Extracted data entries:
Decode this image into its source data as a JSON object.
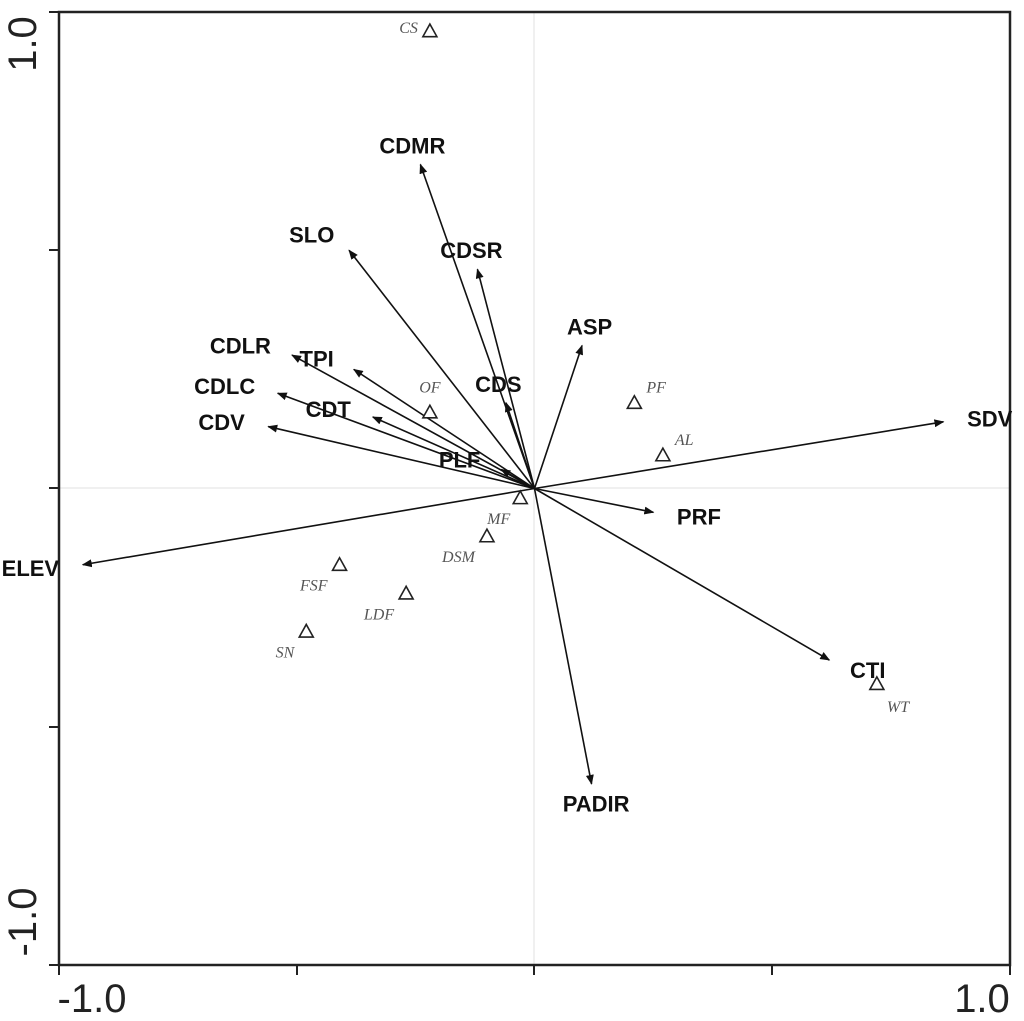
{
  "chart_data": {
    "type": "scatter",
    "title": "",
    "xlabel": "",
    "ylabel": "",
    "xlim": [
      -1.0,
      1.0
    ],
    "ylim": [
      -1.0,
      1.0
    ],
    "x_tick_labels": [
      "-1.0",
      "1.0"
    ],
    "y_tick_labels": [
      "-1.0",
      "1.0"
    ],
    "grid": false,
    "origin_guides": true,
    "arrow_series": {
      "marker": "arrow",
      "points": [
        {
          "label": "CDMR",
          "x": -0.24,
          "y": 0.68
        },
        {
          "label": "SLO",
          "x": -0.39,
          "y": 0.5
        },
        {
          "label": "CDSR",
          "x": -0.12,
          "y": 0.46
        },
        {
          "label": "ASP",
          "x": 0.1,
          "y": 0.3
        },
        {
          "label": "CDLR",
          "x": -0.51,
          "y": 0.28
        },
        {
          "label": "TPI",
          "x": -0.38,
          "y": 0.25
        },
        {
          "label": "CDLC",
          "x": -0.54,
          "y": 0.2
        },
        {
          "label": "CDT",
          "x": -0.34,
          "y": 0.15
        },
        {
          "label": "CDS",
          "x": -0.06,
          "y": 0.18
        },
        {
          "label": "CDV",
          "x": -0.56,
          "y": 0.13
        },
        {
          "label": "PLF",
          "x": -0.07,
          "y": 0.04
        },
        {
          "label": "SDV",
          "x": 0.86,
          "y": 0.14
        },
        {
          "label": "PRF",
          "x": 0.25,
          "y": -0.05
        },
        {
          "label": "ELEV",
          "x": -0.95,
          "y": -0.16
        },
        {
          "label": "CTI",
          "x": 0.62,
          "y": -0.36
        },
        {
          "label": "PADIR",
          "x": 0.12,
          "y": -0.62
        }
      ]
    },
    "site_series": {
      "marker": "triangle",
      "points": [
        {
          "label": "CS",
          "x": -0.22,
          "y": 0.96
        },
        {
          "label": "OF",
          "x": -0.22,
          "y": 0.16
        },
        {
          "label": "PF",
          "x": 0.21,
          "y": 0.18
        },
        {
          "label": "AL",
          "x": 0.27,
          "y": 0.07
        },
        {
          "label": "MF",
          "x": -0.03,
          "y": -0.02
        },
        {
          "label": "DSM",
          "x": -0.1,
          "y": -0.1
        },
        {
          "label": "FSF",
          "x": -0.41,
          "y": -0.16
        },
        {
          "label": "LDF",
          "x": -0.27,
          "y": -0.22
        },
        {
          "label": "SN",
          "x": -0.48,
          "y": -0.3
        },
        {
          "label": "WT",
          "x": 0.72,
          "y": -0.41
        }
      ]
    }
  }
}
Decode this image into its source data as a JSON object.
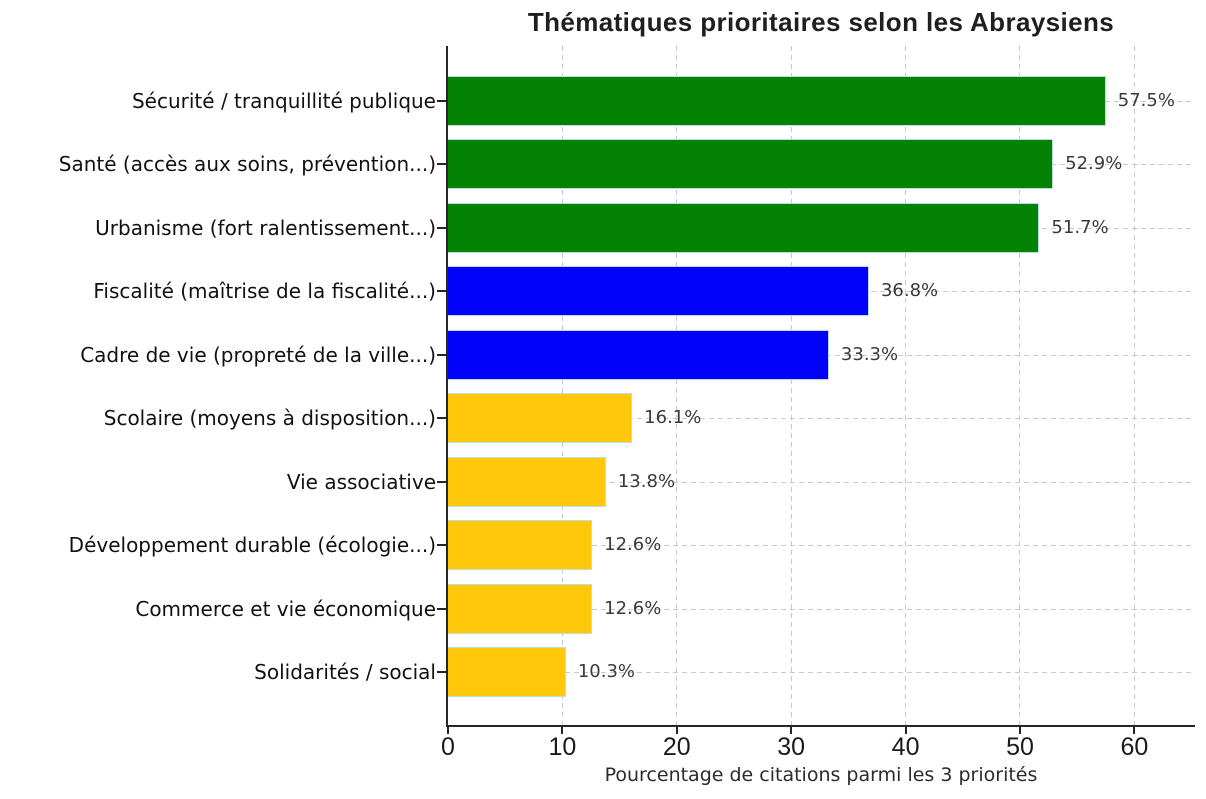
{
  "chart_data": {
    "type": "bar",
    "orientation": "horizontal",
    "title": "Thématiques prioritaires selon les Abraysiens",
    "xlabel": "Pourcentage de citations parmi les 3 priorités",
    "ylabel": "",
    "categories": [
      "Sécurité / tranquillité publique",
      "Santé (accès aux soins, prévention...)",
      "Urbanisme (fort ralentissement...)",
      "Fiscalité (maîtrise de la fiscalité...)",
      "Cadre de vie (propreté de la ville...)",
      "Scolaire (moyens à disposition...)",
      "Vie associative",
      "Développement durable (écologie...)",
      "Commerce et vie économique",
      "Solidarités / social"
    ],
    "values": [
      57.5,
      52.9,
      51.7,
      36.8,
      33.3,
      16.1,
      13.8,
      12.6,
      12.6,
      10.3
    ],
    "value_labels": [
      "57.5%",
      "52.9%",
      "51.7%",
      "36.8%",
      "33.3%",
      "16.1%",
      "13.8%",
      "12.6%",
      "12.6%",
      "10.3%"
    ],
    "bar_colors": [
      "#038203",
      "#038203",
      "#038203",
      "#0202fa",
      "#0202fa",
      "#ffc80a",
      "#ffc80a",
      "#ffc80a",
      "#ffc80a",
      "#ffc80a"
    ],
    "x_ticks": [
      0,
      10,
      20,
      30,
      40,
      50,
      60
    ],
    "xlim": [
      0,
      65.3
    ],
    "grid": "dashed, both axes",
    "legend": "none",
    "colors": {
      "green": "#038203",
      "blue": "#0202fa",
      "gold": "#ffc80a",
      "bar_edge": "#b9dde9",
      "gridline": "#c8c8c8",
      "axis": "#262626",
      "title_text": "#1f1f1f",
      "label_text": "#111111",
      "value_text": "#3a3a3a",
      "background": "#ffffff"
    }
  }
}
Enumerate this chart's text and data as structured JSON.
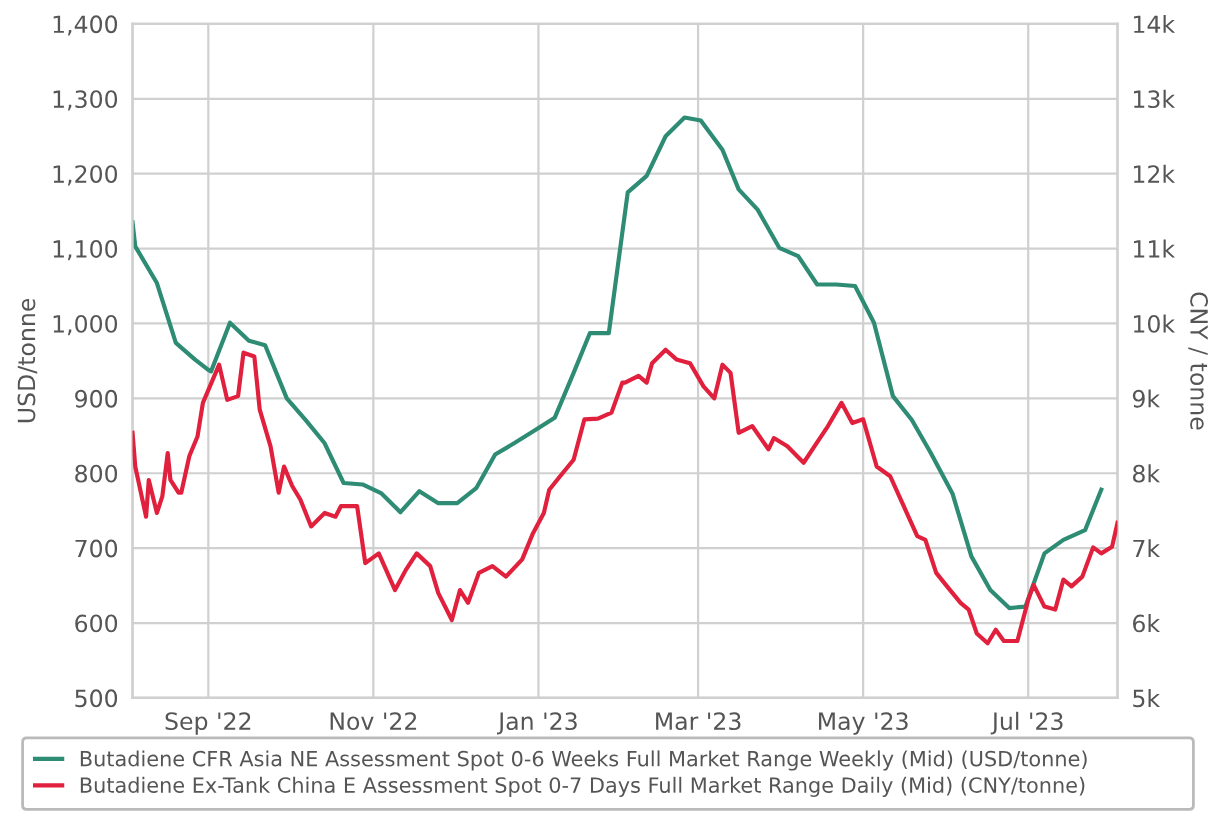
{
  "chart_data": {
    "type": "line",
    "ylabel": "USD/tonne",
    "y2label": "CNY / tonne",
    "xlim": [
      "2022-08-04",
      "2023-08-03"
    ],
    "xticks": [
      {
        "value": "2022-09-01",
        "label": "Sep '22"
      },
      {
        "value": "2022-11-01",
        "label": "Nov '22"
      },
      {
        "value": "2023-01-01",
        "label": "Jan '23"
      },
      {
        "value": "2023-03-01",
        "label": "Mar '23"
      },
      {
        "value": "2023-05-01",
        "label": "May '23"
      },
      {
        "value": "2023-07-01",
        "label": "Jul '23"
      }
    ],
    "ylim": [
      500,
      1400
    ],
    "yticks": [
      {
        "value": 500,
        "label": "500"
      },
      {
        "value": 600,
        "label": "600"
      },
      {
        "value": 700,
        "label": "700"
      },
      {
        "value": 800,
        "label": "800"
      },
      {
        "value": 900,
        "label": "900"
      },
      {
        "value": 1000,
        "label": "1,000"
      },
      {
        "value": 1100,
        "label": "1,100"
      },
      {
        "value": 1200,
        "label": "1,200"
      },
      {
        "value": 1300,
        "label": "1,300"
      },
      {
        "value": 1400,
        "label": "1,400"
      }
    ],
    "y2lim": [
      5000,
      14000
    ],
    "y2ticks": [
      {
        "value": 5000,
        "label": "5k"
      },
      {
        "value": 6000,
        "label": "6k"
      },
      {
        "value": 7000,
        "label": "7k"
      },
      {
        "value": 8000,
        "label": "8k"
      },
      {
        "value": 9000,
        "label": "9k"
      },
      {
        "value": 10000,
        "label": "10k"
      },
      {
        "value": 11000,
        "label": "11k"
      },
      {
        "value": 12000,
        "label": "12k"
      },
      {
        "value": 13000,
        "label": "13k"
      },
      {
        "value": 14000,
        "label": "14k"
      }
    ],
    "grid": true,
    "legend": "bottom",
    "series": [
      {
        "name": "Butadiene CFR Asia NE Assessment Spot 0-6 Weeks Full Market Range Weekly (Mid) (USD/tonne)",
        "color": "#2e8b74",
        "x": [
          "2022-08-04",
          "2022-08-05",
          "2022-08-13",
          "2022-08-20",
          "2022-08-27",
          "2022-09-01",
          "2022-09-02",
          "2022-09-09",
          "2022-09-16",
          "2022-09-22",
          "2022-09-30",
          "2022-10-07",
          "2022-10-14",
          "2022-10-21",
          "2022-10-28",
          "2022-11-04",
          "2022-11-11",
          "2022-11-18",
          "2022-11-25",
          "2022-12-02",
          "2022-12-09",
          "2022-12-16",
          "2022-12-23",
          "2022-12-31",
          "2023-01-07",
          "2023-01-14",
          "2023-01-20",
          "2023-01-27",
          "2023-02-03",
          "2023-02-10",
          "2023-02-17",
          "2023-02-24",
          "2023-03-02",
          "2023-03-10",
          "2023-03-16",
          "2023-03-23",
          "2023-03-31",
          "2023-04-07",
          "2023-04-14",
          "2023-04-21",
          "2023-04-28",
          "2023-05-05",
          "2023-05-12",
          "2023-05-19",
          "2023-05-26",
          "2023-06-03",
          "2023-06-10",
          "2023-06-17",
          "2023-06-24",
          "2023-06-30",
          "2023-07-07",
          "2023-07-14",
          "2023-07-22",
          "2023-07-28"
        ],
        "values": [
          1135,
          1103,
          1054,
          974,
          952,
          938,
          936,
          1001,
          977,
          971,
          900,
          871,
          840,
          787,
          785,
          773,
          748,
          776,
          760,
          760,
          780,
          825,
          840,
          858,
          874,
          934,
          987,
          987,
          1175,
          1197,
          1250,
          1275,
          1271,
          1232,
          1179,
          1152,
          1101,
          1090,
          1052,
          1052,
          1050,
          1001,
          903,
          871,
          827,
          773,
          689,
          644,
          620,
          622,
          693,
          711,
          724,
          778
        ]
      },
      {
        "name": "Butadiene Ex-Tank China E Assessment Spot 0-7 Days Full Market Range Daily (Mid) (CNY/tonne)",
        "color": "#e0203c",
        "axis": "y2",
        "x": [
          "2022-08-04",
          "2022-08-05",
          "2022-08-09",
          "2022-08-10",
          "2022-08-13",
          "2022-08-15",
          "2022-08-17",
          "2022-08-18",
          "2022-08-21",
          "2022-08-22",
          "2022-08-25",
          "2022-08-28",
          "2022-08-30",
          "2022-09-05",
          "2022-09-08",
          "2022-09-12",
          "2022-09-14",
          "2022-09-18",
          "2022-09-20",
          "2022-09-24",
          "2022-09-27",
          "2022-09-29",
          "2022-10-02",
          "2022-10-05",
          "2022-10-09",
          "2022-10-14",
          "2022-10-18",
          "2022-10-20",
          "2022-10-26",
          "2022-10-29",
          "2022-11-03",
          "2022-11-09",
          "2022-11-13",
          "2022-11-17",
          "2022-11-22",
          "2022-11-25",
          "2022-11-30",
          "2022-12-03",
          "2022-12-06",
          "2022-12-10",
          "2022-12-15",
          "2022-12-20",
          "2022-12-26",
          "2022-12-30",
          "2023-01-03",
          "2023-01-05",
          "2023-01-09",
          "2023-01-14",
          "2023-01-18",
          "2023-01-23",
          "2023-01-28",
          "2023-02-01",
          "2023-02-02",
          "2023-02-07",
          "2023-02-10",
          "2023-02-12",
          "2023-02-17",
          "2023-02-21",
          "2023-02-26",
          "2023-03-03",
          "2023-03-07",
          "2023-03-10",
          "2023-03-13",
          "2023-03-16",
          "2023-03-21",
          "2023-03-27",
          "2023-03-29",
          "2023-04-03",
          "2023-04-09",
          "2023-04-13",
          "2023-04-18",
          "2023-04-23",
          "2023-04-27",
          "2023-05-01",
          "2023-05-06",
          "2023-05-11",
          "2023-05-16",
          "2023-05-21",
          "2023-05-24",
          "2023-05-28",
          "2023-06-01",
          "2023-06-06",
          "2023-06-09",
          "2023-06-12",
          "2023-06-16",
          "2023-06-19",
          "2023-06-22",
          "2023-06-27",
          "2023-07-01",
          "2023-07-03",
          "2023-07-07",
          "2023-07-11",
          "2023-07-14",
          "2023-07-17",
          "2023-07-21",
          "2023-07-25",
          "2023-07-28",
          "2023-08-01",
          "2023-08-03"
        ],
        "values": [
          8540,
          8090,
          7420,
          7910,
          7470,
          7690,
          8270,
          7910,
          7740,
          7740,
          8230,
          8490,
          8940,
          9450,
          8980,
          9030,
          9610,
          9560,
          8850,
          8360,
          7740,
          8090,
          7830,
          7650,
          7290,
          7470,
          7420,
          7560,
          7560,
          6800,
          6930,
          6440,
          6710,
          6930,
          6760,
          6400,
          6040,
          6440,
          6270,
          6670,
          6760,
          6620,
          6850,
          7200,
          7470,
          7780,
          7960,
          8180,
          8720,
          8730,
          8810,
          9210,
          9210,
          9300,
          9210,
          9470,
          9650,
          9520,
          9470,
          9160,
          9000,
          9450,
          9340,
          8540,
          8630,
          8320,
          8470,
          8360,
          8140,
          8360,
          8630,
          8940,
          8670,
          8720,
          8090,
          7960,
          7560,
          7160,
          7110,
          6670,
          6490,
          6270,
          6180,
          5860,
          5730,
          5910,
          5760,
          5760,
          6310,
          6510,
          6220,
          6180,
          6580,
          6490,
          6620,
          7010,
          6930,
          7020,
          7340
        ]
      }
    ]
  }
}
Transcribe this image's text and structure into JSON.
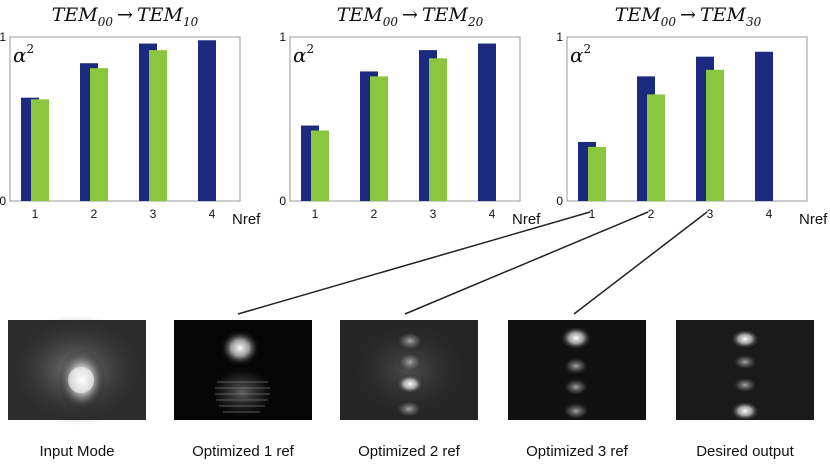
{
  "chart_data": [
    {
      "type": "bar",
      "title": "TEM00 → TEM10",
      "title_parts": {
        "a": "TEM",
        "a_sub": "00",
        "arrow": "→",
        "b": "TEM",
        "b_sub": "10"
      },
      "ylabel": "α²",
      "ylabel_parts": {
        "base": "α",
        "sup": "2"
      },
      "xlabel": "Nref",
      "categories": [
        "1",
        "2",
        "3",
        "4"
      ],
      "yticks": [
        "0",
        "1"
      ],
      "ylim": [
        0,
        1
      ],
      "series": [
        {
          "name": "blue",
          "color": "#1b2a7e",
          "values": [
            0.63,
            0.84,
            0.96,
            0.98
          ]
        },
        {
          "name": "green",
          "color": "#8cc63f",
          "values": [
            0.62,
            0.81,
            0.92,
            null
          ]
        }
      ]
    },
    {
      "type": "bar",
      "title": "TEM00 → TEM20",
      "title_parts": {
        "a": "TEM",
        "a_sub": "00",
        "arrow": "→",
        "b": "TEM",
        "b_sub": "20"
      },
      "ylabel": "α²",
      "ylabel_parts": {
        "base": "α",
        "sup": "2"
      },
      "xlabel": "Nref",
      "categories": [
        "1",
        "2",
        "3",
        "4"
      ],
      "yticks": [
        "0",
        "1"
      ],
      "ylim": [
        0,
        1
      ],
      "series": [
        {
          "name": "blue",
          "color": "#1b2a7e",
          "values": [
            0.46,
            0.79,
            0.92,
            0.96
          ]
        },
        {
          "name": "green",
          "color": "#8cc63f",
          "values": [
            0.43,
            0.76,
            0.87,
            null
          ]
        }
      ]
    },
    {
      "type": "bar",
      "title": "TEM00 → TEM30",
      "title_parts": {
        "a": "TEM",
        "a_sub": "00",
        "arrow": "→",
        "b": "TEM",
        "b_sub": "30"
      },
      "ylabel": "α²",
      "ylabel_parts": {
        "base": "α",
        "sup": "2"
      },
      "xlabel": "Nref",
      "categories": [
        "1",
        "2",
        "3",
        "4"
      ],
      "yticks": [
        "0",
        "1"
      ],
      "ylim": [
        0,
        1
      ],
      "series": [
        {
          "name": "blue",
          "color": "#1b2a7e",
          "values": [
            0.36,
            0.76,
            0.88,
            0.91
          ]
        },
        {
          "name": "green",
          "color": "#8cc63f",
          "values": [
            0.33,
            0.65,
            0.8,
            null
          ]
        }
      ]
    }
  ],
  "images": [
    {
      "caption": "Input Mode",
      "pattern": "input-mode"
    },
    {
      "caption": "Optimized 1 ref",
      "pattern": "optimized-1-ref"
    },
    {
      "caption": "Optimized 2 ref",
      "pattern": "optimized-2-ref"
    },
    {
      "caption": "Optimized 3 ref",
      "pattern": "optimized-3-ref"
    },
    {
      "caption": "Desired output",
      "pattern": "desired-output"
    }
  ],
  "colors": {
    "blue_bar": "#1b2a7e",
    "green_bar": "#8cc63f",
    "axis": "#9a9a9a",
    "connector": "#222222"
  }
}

What the task asks
Identify the lines in the entries that hold "Market" and return each one.

Written answer
        "name": "Butadiene CFR Asia NE Assessment Spot 0-6 Weeks Full Market Range Weekly (Mid) (USD/tonne)",
        "name": "Butadiene Ex-Tank China E Assessment Spot 0-7 Days Full Market Range Daily (Mid) (CNY/tonne)",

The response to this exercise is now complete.